Exercise requirements — Search the material for the string "Listen", then report how many lines hold it, with no other text.
########
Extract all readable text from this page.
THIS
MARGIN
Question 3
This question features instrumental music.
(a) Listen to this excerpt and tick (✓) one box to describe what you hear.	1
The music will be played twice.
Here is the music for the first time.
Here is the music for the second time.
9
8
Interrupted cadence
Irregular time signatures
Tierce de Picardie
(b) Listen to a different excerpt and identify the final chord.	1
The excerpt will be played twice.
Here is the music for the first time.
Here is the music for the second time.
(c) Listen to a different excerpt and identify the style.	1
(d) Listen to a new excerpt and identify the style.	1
########
Solved problem — 4